### Job
Look through the records below and collect all lines that hold the string "this".

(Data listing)

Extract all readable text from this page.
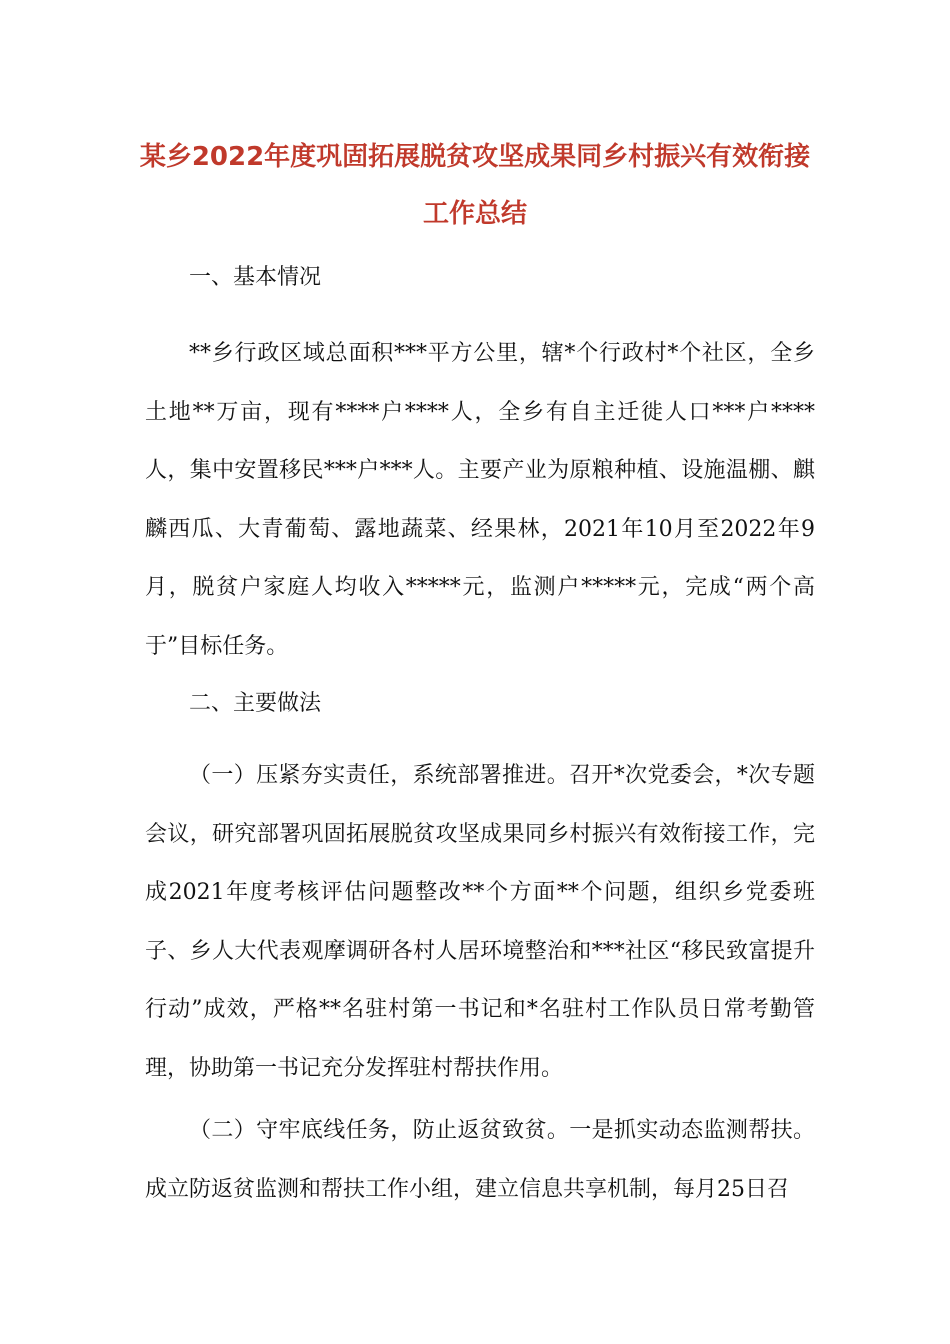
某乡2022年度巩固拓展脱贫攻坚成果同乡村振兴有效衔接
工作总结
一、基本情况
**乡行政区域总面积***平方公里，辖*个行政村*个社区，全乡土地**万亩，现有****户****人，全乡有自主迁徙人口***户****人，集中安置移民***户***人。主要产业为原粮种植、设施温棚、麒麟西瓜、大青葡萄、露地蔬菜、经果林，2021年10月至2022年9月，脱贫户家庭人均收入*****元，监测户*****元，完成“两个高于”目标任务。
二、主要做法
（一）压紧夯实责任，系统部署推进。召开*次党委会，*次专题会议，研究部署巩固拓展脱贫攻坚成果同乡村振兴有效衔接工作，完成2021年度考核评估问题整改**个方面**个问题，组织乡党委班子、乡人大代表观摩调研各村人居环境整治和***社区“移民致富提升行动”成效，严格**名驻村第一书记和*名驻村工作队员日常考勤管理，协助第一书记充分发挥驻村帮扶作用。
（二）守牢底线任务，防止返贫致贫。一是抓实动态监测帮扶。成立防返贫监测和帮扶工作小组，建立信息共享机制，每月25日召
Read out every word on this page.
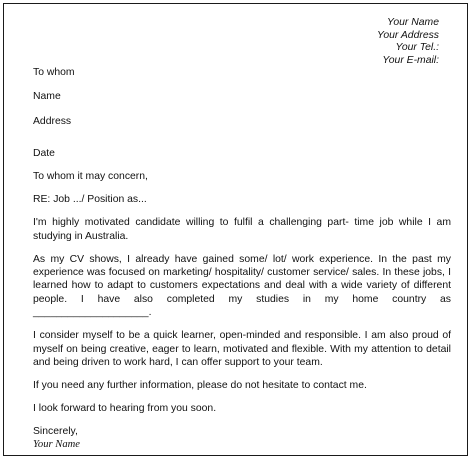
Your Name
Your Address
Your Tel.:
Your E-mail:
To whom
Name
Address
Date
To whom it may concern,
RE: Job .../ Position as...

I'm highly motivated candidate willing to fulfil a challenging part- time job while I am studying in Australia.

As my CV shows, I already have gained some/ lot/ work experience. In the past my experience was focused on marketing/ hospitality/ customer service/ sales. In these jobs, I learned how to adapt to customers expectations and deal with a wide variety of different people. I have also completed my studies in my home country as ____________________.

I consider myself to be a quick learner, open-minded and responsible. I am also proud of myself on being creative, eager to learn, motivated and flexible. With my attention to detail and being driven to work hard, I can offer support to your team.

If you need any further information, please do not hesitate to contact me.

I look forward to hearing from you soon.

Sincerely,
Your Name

### Expected output
Extract all readable text from this page.
Read out every word on this page.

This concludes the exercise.